▶ _Data excerpts_
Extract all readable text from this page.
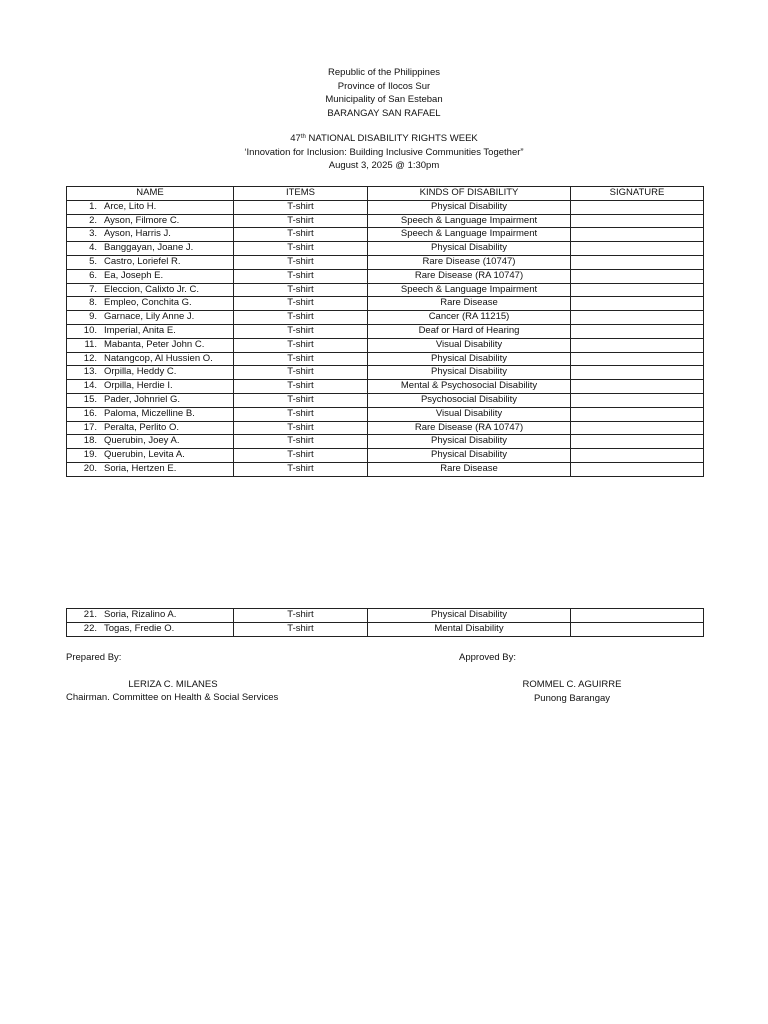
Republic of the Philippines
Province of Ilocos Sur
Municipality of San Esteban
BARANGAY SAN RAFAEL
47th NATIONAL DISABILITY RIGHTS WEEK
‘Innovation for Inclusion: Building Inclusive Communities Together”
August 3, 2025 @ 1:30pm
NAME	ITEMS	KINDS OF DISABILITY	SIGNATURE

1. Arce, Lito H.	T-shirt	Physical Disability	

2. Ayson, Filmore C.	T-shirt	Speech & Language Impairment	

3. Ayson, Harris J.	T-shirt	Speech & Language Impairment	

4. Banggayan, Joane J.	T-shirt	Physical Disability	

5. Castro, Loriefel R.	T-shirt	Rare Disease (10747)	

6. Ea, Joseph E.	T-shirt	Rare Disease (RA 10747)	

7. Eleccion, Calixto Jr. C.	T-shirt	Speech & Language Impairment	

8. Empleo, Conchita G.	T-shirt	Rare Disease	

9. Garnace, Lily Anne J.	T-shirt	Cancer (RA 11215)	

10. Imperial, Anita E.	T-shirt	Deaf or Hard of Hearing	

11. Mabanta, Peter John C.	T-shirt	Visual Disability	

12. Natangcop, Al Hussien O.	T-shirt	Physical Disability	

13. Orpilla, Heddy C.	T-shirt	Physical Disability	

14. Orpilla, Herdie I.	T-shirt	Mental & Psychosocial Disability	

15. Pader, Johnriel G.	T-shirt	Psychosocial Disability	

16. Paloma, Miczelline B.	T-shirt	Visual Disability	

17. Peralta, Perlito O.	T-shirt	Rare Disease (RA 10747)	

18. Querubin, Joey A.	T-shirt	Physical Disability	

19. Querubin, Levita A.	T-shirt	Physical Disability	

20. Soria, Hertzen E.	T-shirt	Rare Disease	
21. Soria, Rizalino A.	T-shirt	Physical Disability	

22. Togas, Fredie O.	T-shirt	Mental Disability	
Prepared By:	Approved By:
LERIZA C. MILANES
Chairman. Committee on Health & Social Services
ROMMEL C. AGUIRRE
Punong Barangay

==

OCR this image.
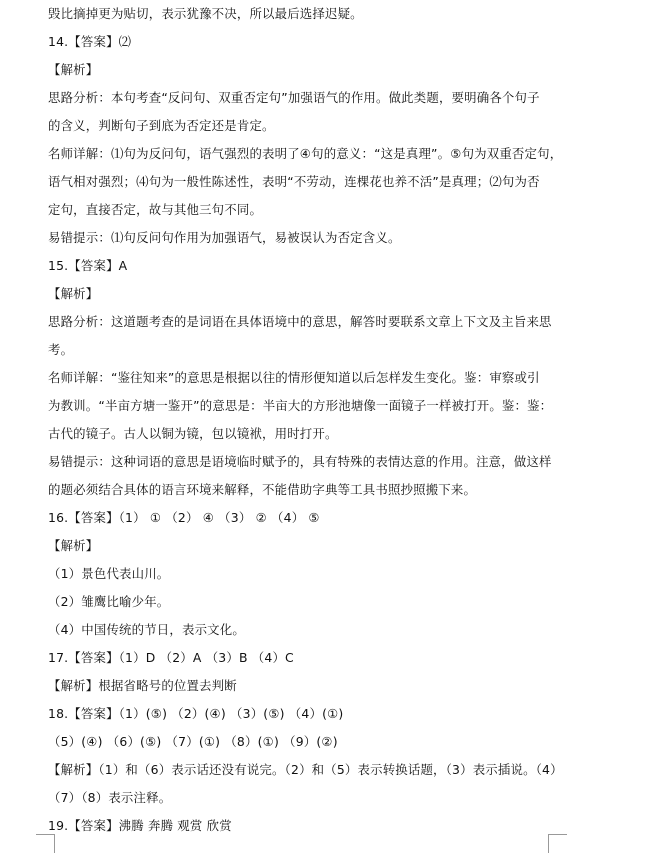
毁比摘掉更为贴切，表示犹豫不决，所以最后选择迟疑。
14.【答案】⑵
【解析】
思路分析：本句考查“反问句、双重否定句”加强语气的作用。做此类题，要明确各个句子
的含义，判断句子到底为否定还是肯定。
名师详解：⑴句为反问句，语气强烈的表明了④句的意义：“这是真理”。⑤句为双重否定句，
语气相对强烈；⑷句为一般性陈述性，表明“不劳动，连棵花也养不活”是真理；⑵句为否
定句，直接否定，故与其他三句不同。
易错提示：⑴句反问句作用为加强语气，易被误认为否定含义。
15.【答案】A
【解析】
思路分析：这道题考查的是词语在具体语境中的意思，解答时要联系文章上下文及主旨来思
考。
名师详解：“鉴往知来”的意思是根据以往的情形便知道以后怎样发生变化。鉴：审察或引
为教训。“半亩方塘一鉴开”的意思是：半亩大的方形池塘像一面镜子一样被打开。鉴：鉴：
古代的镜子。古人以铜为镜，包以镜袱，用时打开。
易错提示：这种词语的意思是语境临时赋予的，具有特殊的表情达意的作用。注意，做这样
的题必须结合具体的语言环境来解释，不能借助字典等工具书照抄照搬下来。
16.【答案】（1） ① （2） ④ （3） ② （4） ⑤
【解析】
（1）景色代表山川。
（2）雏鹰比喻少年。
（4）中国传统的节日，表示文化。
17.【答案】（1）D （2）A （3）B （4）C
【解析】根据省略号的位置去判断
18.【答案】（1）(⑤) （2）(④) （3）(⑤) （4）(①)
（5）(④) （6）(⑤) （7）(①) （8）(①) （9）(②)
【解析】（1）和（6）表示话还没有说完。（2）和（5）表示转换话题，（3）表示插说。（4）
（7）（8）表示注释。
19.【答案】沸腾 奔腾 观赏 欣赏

▶ _Task brief_
Copy out every line of the listing that includes the string "Rare".

▶ _Complete output_
5. Castro, Loriefel R.	T-shirt	Rare Disease (10747)	
6. Ea, Joseph E.	T-shirt	Rare Disease (RA 10747)	
8. Empleo, Conchita G.	T-shirt	Rare Disease	
17. Peralta, Perlito O.	T-shirt	Rare Disease (RA 10747)	
20. Soria, Hertzen E.	T-shirt	Rare Disease	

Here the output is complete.